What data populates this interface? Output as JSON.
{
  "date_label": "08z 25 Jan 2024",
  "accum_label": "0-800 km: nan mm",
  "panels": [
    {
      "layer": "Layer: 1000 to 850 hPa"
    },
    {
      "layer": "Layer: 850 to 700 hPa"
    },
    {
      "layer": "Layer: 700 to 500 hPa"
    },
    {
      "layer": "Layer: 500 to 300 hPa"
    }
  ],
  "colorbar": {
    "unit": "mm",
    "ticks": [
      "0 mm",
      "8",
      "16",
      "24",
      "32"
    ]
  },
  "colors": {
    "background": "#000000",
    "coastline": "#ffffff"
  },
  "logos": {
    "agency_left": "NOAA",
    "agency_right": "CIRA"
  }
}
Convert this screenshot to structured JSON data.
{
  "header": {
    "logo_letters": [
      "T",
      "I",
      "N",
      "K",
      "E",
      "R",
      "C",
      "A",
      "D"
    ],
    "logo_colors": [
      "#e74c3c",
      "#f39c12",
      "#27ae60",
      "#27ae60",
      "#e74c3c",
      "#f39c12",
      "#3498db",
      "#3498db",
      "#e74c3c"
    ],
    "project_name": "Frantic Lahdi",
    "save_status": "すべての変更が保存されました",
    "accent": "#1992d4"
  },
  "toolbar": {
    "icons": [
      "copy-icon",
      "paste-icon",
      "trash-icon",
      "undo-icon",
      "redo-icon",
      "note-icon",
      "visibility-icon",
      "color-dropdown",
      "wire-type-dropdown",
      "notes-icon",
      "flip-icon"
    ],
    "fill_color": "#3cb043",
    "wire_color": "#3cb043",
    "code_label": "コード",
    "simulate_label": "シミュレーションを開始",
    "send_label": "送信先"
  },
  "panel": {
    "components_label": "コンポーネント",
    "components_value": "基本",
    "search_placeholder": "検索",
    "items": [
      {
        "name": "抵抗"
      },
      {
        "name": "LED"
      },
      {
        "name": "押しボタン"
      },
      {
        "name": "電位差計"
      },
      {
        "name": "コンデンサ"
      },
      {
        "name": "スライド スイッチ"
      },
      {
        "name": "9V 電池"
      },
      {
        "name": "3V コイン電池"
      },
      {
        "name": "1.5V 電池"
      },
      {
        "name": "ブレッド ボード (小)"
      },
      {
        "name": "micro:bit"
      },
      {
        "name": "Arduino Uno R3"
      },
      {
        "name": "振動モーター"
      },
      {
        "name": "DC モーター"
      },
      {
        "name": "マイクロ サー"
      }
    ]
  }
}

§ GIVEN INSTRUCTION:
Tally the lines of the material above that contain the word "data" and report the total alone.

§ FULL RESPONSE:
2